- [EXERCISE AIM]: Each line that holds the word "text" counts once; report how many lines do so and nothing else.

** Start **

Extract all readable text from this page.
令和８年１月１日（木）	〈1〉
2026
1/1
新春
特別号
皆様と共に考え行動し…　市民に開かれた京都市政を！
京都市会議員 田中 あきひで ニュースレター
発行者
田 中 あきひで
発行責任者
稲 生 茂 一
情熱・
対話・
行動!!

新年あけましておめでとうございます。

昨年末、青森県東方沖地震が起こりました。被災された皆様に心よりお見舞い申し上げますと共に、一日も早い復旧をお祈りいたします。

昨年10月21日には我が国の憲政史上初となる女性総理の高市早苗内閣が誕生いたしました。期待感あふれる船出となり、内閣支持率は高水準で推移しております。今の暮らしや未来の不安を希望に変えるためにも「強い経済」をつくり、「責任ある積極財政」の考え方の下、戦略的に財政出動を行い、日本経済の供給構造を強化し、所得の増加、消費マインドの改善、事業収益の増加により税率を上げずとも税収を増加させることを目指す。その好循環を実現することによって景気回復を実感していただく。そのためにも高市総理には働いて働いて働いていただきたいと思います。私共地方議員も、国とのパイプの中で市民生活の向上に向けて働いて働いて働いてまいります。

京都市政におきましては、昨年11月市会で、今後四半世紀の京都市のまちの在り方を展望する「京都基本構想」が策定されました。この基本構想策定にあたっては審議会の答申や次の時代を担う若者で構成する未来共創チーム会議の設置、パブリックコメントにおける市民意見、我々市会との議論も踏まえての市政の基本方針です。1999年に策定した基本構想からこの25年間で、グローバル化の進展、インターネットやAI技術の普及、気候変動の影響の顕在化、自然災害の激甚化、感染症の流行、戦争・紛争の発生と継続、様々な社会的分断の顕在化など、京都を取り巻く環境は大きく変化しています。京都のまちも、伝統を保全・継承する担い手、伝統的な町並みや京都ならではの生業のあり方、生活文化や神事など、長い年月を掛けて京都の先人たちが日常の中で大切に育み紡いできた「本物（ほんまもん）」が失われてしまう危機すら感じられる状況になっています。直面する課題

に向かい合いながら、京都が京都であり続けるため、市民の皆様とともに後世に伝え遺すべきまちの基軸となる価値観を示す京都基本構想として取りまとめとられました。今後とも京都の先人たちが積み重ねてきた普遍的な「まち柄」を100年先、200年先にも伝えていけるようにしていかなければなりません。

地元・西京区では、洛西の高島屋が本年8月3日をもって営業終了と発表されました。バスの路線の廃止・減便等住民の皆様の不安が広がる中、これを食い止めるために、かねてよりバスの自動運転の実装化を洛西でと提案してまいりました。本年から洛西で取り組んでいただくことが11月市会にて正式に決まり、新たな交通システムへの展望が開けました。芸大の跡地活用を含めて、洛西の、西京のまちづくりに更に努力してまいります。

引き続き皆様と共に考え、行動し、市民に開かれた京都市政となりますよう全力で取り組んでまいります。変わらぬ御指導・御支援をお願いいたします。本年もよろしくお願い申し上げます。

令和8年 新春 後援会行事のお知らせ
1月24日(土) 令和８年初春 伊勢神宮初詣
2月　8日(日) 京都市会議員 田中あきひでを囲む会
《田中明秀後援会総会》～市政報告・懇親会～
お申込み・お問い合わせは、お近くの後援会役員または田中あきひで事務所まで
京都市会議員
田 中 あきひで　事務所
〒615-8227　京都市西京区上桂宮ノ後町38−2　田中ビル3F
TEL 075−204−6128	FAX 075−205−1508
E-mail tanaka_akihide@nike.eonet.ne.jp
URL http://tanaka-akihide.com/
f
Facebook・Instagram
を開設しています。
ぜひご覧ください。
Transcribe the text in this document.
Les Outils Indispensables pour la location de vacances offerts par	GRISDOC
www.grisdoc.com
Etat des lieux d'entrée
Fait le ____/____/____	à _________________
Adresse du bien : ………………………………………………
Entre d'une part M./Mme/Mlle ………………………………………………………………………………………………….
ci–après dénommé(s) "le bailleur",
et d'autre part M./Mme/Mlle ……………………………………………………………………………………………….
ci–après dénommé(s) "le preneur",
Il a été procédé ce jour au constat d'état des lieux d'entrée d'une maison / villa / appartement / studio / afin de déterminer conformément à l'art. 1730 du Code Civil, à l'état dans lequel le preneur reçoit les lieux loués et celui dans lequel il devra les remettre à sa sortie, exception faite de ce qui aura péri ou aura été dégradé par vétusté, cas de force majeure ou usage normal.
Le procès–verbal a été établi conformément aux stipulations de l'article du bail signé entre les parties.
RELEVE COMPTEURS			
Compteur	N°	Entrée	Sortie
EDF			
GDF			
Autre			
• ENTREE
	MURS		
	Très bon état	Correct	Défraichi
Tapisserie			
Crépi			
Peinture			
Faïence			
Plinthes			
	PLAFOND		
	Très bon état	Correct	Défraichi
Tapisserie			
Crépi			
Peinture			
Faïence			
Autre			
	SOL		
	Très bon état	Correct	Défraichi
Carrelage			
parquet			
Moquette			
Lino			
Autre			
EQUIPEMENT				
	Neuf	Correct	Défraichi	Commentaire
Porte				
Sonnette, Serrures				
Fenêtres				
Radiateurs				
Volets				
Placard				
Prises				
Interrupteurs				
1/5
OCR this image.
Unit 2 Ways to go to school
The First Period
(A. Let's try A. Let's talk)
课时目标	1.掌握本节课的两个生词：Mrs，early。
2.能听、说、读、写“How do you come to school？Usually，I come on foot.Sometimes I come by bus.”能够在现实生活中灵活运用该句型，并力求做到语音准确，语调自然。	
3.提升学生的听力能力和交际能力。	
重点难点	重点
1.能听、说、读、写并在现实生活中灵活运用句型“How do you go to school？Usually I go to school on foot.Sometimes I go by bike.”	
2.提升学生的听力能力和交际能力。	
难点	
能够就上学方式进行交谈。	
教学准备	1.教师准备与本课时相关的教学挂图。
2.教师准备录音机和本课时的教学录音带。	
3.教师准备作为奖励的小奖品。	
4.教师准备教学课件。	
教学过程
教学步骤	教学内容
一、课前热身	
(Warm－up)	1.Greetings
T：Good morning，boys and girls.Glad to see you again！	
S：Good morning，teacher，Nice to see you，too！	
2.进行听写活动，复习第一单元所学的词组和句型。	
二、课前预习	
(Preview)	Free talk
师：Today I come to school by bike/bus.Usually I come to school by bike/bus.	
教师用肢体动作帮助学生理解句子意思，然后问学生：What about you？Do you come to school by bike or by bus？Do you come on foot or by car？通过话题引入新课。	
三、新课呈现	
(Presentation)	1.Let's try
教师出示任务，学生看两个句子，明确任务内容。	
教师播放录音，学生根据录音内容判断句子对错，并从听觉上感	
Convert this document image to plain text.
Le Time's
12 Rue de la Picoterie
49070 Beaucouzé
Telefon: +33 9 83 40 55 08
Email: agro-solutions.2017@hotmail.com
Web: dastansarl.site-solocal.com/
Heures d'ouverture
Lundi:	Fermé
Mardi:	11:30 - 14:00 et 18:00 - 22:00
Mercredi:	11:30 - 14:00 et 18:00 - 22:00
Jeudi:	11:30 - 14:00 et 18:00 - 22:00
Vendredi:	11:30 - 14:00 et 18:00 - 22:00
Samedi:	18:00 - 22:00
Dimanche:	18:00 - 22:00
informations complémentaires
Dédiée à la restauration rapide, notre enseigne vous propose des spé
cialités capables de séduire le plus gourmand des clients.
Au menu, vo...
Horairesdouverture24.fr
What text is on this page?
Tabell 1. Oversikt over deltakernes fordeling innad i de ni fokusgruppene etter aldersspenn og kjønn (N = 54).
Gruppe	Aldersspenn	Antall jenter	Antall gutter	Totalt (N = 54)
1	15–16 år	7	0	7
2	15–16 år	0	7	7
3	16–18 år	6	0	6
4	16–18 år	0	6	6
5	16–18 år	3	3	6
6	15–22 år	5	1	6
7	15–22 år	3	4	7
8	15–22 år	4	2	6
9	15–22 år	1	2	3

** End **

- [RESULT OF THIS TASK]: 4